Repeat every record below exactly as written.

++++

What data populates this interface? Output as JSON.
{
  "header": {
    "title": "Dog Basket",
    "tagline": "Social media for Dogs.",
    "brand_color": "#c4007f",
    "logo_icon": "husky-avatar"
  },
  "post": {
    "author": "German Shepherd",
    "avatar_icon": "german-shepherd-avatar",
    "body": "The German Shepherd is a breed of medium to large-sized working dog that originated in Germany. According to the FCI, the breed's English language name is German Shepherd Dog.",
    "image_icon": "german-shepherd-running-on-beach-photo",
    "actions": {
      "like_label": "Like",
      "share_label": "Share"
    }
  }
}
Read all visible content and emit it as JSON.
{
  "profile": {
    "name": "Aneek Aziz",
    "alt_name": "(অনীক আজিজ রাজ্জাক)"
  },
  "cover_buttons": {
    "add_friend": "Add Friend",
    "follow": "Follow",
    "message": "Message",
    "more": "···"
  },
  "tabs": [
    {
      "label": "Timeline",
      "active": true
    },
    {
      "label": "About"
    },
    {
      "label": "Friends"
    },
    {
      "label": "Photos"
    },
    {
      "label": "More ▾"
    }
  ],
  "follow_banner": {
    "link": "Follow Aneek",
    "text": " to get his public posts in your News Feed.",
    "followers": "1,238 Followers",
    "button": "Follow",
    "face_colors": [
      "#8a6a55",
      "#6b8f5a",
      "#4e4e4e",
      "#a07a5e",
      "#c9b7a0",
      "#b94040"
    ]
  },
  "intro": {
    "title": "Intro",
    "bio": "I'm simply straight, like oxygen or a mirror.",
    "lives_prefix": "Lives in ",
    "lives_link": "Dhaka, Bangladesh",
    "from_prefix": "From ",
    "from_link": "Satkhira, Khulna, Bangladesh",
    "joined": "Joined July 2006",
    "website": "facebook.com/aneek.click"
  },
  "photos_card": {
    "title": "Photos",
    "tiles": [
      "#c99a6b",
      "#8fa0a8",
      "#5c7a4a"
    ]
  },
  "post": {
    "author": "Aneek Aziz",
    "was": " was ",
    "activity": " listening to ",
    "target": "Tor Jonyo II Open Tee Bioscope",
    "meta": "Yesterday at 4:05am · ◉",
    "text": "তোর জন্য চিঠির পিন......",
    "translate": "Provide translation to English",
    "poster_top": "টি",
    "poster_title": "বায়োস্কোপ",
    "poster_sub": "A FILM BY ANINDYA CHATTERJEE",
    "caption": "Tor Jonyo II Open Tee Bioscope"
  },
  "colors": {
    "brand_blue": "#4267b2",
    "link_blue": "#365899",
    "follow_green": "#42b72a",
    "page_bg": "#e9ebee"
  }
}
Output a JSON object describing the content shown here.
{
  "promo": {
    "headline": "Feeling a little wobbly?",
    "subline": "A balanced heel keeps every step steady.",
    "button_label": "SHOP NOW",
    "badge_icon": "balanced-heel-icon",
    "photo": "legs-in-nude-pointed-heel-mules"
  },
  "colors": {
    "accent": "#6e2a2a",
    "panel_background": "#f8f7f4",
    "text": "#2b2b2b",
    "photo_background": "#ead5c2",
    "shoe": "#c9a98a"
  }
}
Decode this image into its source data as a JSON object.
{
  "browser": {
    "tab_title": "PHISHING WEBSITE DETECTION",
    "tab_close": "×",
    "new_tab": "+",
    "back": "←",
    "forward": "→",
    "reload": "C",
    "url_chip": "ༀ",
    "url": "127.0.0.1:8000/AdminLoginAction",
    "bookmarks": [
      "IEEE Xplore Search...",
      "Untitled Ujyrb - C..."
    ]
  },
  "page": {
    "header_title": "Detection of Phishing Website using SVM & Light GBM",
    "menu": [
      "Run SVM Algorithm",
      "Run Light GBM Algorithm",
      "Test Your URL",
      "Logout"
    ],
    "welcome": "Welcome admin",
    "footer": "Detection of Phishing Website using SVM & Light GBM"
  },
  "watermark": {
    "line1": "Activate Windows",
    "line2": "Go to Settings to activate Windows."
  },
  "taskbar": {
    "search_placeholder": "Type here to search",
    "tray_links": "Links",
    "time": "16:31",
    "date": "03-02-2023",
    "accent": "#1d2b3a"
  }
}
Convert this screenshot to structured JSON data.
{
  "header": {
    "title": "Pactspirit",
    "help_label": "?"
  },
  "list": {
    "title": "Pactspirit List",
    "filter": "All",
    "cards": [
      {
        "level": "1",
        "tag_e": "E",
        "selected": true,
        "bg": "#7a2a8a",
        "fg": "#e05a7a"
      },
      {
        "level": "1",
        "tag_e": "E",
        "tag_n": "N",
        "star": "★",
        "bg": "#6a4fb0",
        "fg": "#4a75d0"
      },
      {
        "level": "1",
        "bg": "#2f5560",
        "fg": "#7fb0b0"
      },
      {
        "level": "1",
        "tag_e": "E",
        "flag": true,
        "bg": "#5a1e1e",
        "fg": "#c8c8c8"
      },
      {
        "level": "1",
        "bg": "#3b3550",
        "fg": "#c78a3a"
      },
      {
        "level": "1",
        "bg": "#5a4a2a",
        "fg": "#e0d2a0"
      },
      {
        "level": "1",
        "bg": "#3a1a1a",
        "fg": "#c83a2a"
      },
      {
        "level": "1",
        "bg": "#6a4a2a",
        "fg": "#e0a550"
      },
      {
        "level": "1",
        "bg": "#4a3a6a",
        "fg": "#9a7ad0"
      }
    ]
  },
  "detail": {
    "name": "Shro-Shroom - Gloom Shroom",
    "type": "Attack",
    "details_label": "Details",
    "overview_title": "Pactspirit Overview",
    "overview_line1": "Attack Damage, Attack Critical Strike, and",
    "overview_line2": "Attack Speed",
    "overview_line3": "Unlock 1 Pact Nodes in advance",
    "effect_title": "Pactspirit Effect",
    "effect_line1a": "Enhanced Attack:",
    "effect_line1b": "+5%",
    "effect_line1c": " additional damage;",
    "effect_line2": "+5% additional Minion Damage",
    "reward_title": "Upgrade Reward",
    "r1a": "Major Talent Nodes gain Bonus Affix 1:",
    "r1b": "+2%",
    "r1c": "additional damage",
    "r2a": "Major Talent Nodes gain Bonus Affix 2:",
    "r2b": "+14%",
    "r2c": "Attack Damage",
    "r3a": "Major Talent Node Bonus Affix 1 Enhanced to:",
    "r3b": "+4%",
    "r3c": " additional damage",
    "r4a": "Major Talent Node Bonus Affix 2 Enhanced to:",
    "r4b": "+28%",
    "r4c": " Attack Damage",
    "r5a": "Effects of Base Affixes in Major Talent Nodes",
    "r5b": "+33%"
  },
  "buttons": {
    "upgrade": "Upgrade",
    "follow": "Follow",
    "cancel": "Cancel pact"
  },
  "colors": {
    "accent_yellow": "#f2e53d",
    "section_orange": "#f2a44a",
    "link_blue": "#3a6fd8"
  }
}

++++

#### [THE COMPLETED TASK]
What data populates this interface? Output as JSON.
{
  "header": {
    "title": "Dog Basket",
    "tagline": "Social media for Dogs.",
    "brand_color": "#c4007f",
    "logo_icon": "husky-avatar"
  },
  "post": {
    "author": "German Shepherd",
    "avatar_icon": "german-shepherd-avatar",
    "body": "The German Shepherd is a breed of medium to large-sized working dog that originated in Germany. According to the FCI, the breed's English language name is German Shepherd Dog.",
    "image_icon": "german-shepherd-running-on-beach-photo",
    "actions": {
      "like_label": "Like",
      "share_label": "Share"
    }
  }
}
Read all visible content and emit it as JSON.
{
  "profile": {
    "name": "Aneek Aziz",
    "alt_name": "(অনীক আজিজ রাজ্জাক)"
  },
  "cover_buttons": {
    "add_friend": "Add Friend",
    "follow": "Follow",
    "message": "Message",
    "more": "···"
  },
  "tabs": [
    {
      "label": "Timeline",
      "active": true
    },
    {
      "label": "About"
    },
    {
      "label": "Friends"
    },
    {
      "label": "Photos"
    },
    {
      "label": "More ▾"
    }
  ],
  "follow_banner": {
    "link": "Follow Aneek",
    "text": " to get his public posts in your News Feed.",
    "followers": "1,238 Followers",
    "button": "Follow",
    "face_colors": [
      "#8a6a55",
      "#6b8f5a",
      "#4e4e4e",
      "#a07a5e",
      "#c9b7a0",
      "#b94040"
    ]
  },
  "intro": {
    "title": "Intro",
    "bio": "I'm simply straight, like oxygen or a mirror.",
    "lives_prefix": "Lives in ",
    "lives_link": "Dhaka, Bangladesh",
    "from_prefix": "From ",
    "from_link": "Satkhira, Khulna, Bangladesh",
    "joined": "Joined July 2006",
    "website": "facebook.com/aneek.click"
  },
  "photos_card": {
    "title": "Photos",
    "tiles": [
      "#c99a6b",
      "#8fa0a8",
      "#5c7a4a"
    ]
  },
  "post": {
    "author": "Aneek Aziz",
    "was": " was ",
    "activity": " listening to ",
    "target": "Tor Jonyo II Open Tee Bioscope",
    "meta": "Yesterday at 4:05am · ◉",
    "text": "তোর জন্য চিঠির পিন......",
    "translate": "Provide translation to English",
    "poster_top": "টি",
    "poster_title": "বায়োস্কোপ",
    "poster_sub": "A FILM BY ANINDYA CHATTERJEE",
    "caption": "Tor Jonyo II Open Tee Bioscope"
  },
  "colors": {
    "brand_blue": "#4267b2",
    "link_blue": "#365899",
    "follow_green": "#42b72a",
    "page_bg": "#e9ebee"
  }
}
Output a JSON object describing the content shown here.
{
  "promo": {
    "headline": "Feeling a little wobbly?",
    "subline": "A balanced heel keeps every step steady.",
    "button_label": "SHOP NOW",
    "badge_icon": "balanced-heel-icon",
    "photo": "legs-in-nude-pointed-heel-mules"
  },
  "colors": {
    "accent": "#6e2a2a",
    "panel_background": "#f8f7f4",
    "text": "#2b2b2b",
    "photo_background": "#ead5c2",
    "shoe": "#c9a98a"
  }
}
Decode this image into its source data as a JSON object.
{
  "browser": {
    "tab_title": "PHISHING WEBSITE DETECTION",
    "tab_close": "×",
    "new_tab": "+",
    "back": "←",
    "forward": "→",
    "reload": "C",
    "url_chip": "ༀ",
    "url": "127.0.0.1:8000/AdminLoginAction",
    "bookmarks": [
      "IEEE Xplore Search...",
      "Untitled Ujyrb - C..."
    ]
  },
  "page": {
    "header_title": "Detection of Phishing Website using SVM & Light GBM",
    "menu": [
      "Run SVM Algorithm",
      "Run Light GBM Algorithm",
      "Test Your URL",
      "Logout"
    ],
    "welcome": "Welcome admin",
    "footer": "Detection of Phishing Website using SVM & Light GBM"
  },
  "watermark": {
    "line1": "Activate Windows",
    "line2": "Go to Settings to activate Windows."
  },
  "taskbar": {
    "search_placeholder": "Type here to search",
    "tray_links": "Links",
    "time": "16:31",
    "date": "03-02-2023",
    "accent": "#1d2b3a"
  }
}
Convert this screenshot to structured JSON data.
{
  "header": {
    "title": "Pactspirit",
    "help_label": "?"
  },
  "list": {
    "title": "Pactspirit List",
    "filter": "All",
    "cards": [
      {
        "level": "1",
        "tag_e": "E",
        "selected": true,
        "bg": "#7a2a8a",
        "fg": "#e05a7a"
      },
      {
        "level": "1",
        "tag_e": "E",
        "tag_n": "N",
        "star": "★",
        "bg": "#6a4fb0",
        "fg": "#4a75d0"
      },
      {
        "level": "1",
        "bg": "#2f5560",
        "fg": "#7fb0b0"
      },
      {
        "level": "1",
        "tag_e": "E",
        "flag": true,
        "bg": "#5a1e1e",
        "fg": "#c8c8c8"
      },
      {
        "level": "1",
        "bg": "#3b3550",
        "fg": "#c78a3a"
      },
      {
        "level": "1",
        "bg": "#5a4a2a",
        "fg": "#e0d2a0"
      },
      {
        "level": "1",
        "bg": "#3a1a1a",
        "fg": "#c83a2a"
      },
      {
        "level": "1",
        "bg": "#6a4a2a",
        "fg": "#e0a550"
      },
      {
        "level": "1",
        "bg": "#4a3a6a",
        "fg": "#9a7ad0"
      }
    ]
  },
  "detail": {
    "name": "Shro-Shroom - Gloom Shroom",
    "type": "Attack",
    "details_label": "Details",
    "overview_title": "Pactspirit Overview",
    "overview_line1": "Attack Damage, Attack Critical Strike, and",
    "overview_line2": "Attack Speed",
    "overview_line3": "Unlock 1 Pact Nodes in advance",
    "effect_title": "Pactspirit Effect",
    "effect_line1a": "Enhanced Attack:",
    "effect_line1b": "+5%",
    "effect_line1c": " additional damage;",
    "effect_line2": "+5% additional Minion Damage",
    "reward_title": "Upgrade Reward",
    "r1a": "Major Talent Nodes gain Bonus Affix 1:",
    "r1b": "+2%",
    "r1c": "additional damage",
    "r2a": "Major Talent Nodes gain Bonus Affix 2:",
    "r2b": "+14%",
    "r2c": "Attack Damage",
    "r3a": "Major Talent Node Bonus Affix 1 Enhanced to:",
    "r3b": "+4%",
    "r3c": " additional damage",
    "r4a": "Major Talent Node Bonus Affix 2 Enhanced to:",
    "r4b": "+28%",
    "r4c": " Attack Damage",
    "r5a": "Effects of Base Affixes in Major Talent Nodes",
    "r5b": "+33%"
  },
  "buttons": {
    "upgrade": "Upgrade",
    "follow": "Follow",
    "cancel": "Cancel pact"
  },
  "colors": {
    "accent_yellow": "#f2e53d",
    "section_orange": "#f2a44a",
    "link_blue": "#3a6fd8"
  }
}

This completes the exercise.